Gather from the material every line that contains the string "Services".

◆ **Stored records**
━━━━

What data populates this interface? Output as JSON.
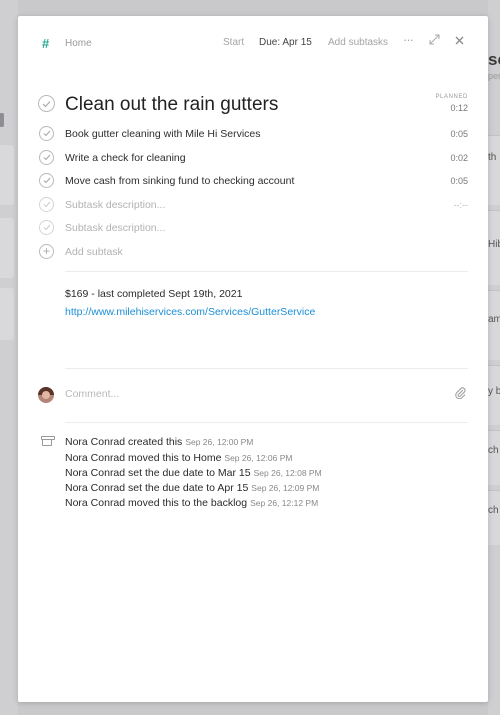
{
  "header": {
    "context_icon": "hash-icon",
    "context": "Home",
    "start_label": "Start",
    "due_label": "Due: Apr 15",
    "add_subtasks_label": "Add subtasks"
  },
  "task": {
    "title": "Clean out the rain gutters",
    "planned_label": "PLANNED",
    "planned_time": "0:12"
  },
  "subtasks": [
    {
      "text": "Book gutter cleaning with Mile Hi Services",
      "time": "0:05"
    },
    {
      "text": "Write a check for cleaning",
      "time": "0:02"
    },
    {
      "text": "Move cash from sinking fund to checking account",
      "time": "0:05"
    }
  ],
  "subtask_placeholders": [
    {
      "placeholder": "Subtask description...",
      "time": "--:--"
    },
    {
      "placeholder": "Subtask description..."
    }
  ],
  "add_subtask_label": "Add subtask",
  "notes": {
    "line1": "$169 - last completed Sept 19th, 2021",
    "link": "http://www.milehiservices.com/Services/GutterService"
  },
  "comment": {
    "placeholder": "Comment..."
  },
  "activity": [
    {
      "text": "Nora Conrad created this",
      "time": "Sep 26, 12:00 PM"
    },
    {
      "text": "Nora Conrad moved this to Home",
      "time": "Sep 26, 12:06 PM"
    },
    {
      "text": "Nora Conrad set the due date to Mar 15",
      "time": "Sep 26, 12:08 PM"
    },
    {
      "text": "Nora Conrad set the due date to Apr 15",
      "time": "Sep 26, 12:09 PM"
    },
    {
      "text": "Nora Conrad moved this to the backlog",
      "time": "Sep 26, 12:12 PM"
    }
  ],
  "background": {
    "right_heading": "sc",
    "right_sub": "pen",
    "right_snippets": [
      "th",
      "Hib",
      "am",
      "y b",
      "ch",
      "ch"
    ]
  },
  "colors": {
    "accent": "#27a88c",
    "link": "#1a8fd8"
  }
}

━━━━

◆ **Response**
      "text": "Book gutter cleaning with Mile Hi Services",
    "link": "http://www.milehiservices.com/Services/GutterService"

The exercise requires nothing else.